__Stated problem__: Word for word, restate every line of the material.

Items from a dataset
----------------
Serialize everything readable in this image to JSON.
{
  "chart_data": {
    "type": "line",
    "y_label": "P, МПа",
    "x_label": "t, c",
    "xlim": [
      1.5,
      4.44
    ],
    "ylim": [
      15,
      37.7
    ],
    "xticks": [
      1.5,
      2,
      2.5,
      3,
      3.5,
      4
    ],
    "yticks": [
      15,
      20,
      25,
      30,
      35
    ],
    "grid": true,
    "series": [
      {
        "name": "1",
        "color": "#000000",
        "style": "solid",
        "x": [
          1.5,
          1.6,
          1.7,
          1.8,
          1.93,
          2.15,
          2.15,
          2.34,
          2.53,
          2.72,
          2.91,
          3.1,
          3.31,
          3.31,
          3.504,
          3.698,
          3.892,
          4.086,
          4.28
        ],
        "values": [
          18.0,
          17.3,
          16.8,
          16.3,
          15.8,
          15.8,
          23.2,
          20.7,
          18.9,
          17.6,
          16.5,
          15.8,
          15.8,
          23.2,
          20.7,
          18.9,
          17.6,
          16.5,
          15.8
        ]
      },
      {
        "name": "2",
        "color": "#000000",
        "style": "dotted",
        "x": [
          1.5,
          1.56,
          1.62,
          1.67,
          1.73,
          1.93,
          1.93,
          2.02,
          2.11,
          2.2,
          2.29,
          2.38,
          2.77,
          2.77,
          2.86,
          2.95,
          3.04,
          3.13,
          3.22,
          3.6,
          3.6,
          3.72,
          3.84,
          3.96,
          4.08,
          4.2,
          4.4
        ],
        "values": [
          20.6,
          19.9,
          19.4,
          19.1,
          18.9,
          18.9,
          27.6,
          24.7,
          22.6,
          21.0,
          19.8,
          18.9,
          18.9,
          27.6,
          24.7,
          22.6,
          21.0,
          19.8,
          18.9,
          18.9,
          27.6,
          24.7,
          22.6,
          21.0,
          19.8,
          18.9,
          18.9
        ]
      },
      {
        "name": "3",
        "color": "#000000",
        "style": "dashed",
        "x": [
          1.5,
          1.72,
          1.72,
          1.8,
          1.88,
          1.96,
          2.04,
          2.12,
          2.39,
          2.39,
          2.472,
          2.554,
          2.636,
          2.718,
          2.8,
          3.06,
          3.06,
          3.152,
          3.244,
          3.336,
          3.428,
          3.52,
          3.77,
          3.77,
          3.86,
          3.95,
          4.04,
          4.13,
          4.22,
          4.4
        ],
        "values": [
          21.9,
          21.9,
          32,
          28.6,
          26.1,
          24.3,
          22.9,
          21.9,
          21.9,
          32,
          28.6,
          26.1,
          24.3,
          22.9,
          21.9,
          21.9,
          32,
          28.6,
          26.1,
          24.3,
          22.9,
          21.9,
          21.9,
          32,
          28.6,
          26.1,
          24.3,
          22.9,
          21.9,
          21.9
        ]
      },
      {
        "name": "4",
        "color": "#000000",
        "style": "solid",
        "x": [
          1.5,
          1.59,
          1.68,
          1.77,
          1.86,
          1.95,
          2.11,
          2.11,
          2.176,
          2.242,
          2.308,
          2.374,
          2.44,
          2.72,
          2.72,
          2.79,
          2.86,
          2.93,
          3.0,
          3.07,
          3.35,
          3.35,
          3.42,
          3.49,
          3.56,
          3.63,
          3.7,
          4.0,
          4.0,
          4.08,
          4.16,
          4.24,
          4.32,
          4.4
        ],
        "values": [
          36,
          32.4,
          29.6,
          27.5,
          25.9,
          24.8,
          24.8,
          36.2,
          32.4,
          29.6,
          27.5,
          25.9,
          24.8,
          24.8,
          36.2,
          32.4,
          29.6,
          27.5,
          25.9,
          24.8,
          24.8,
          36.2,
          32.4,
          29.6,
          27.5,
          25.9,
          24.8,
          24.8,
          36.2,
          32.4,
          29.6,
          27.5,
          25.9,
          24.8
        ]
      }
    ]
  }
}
----------------
__Response to this task__:
Serialize everything readable in this image to JSON.
{
  "chart_data": {
    "type": "line",
    "y_label": "P, МПа",
    "x_label": "t, c",
    "xlim": [
      1.5,
      4.44
    ],
    "ylim": [
      15,
      37.7
    ],
    "xticks": [
      1.5,
      2,
      2.5,
      3,
      3.5,
      4
    ],
    "yticks": [
      15,
      20,
      25,
      30,
      35
    ],
    "grid": true,
    "series": [
      {
        "name": "1",
        "color": "#000000",
        "style": "solid",
        "x": [
          1.5,
          1.6,
          1.7,
          1.8,
          1.93,
          2.15,
          2.15,
          2.34,
          2.53,
          2.72,
          2.91,
          3.1,
          3.31,
          3.31,
          3.504,
          3.698,
          3.892,
          4.086,
          4.28
        ],
        "values": [
          18.0,
          17.3,
          16.8,
          16.3,
          15.8,
          15.8,
          23.2,
          20.7,
          18.9,
          17.6,
          16.5,
          15.8,
          15.8,
          23.2,
          20.7,
          18.9,
          17.6,
          16.5,
          15.8
        ]
      },
      {
        "name": "2",
        "color": "#000000",
        "style": "dotted",
        "x": [
          1.5,
          1.56,
          1.62,
          1.67,
          1.73,
          1.93,
          1.93,
          2.02,
          2.11,
          2.2,
          2.29,
          2.38,
          2.77,
          2.77,
          2.86,
          2.95,
          3.04,
          3.13,
          3.22,
          3.6,
          3.6,
          3.72,
          3.84,
          3.96,
          4.08,
          4.2,
          4.4
        ],
        "values": [
          20.6,
          19.9,
          19.4,
          19.1,
          18.9,
          18.9,
          27.6,
          24.7,
          22.6,
          21.0,
          19.8,
          18.9,
          18.9,
          27.6,
          24.7,
          22.6,
          21.0,
          19.8,
          18.9,
          18.9,
          27.6,
          24.7,
          22.6,
          21.0,
          19.8,
          18.9,
          18.9
        ]
      },
      {
        "name": "3",
        "color": "#000000",
        "style": "dashed",
        "x": [
          1.5,
          1.72,
          1.72,
          1.8,
          1.88,
          1.96,
          2.04,
          2.12,
          2.39,
          2.39,
          2.472,
          2.554,
          2.636,
          2.718,
          2.8,
          3.06,
          3.06,
          3.152,
          3.244,
          3.336,
          3.428,
          3.52,
          3.77,
          3.77,
          3.86,
          3.95,
          4.04,
          4.13,
          4.22,
          4.4
        ],
        "values": [
          21.9,
          21.9,
          32,
          28.6,
          26.1,
          24.3,
          22.9,
          21.9,
          21.9,
          32,
          28.6,
          26.1,
          24.3,
          22.9,
          21.9,
          21.9,
          32,
          28.6,
          26.1,
          24.3,
          22.9,
          21.9,
          21.9,
          32,
          28.6,
          26.1,
          24.3,
          22.9,
          21.9,
          21.9
        ]
      },
      {
        "name": "4",
        "color": "#000000",
        "style": "solid",
        "x": [
          1.5,
          1.59,
          1.68,
          1.77,
          1.86,
          1.95,
          2.11,
          2.11,
          2.176,
          2.242,
          2.308,
          2.374,
          2.44,
          2.72,
          2.72,
          2.79,
          2.86,
          2.93,
          3.0,
          3.07,
          3.35,
          3.35,
          3.42,
          3.49,
          3.56,
          3.63,
          3.7,
          4.0,
          4.0,
          4.08,
          4.16,
          4.24,
          4.32,
          4.4
        ],
        "values": [
          36,
          32.4,
          29.6,
          27.5,
          25.9,
          24.8,
          24.8,
          36.2,
          32.4,
          29.6,
          27.5,
          25.9,
          24.8,
          24.8,
          36.2,
          32.4,
          29.6,
          27.5,
          25.9,
          24.8,
          24.8,
          36.2,
          32.4,
          29.6,
          27.5,
          25.9,
          24.8,
          24.8,
          36.2,
          32.4,
          29.6,
          27.5,
          25.9,
          24.8
        ]
      }
    ]
  }
}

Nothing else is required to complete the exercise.